Please output the lines shown below exactly as they appear.

* [Extracts from a graphics dataset]
......

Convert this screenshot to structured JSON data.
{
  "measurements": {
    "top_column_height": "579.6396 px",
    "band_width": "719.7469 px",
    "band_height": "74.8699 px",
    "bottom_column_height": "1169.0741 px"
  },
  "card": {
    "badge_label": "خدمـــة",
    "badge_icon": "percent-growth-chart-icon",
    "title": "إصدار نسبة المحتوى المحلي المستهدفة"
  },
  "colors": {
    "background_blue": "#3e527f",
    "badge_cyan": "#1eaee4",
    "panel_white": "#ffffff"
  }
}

......

* [Answer to this task]
Convert this screenshot to structured JSON data.
{
  "measurements": {
    "top_column_height": "579.6396 px",
    "band_width": "719.7469 px",
    "band_height": "74.8699 px",
    "bottom_column_height": "1169.0741 px"
  },
  "card": {
    "badge_label": "خدمـــة",
    "badge_icon": "percent-growth-chart-icon",
    "title": "إصدار نسبة المحتوى المحلي المستهدفة"
  },
  "colors": {
    "background_blue": "#3e527f",
    "badge_cyan": "#1eaee4",
    "panel_white": "#ffffff"
  }
}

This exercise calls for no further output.